# start of EXERCISE INPUT

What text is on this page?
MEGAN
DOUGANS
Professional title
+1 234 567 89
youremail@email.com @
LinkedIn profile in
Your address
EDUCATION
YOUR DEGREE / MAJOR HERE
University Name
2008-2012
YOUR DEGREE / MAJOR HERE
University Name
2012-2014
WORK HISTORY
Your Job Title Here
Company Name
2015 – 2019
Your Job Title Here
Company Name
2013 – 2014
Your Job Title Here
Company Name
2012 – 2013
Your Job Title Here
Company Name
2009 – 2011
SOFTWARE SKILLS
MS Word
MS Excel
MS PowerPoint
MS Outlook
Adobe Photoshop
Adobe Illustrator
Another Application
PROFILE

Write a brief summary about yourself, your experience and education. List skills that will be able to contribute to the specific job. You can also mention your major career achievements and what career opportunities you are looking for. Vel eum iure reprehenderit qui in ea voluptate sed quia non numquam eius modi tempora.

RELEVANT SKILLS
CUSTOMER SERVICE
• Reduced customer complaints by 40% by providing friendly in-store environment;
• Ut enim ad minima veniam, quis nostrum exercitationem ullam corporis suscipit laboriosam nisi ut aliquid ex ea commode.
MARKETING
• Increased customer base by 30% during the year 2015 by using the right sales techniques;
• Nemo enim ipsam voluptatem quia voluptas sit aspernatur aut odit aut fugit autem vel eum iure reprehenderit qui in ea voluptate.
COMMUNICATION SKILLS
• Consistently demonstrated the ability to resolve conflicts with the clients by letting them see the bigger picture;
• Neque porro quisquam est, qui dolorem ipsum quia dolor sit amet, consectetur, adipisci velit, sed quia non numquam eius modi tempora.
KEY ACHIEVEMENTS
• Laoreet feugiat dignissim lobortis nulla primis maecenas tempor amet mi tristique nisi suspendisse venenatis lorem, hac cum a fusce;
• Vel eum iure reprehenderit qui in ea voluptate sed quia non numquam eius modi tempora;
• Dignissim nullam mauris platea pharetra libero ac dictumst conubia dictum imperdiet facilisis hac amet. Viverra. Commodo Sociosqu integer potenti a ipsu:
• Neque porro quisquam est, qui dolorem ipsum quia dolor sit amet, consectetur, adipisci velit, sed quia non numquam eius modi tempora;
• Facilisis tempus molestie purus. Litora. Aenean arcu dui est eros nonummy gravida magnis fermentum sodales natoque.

# end of EXERCISE INPUT

> _EXERCISE DESCRIPTION_:
Only the number is wanted: how many lines in the data include the word "nisi"?

> _ANSWER_:
2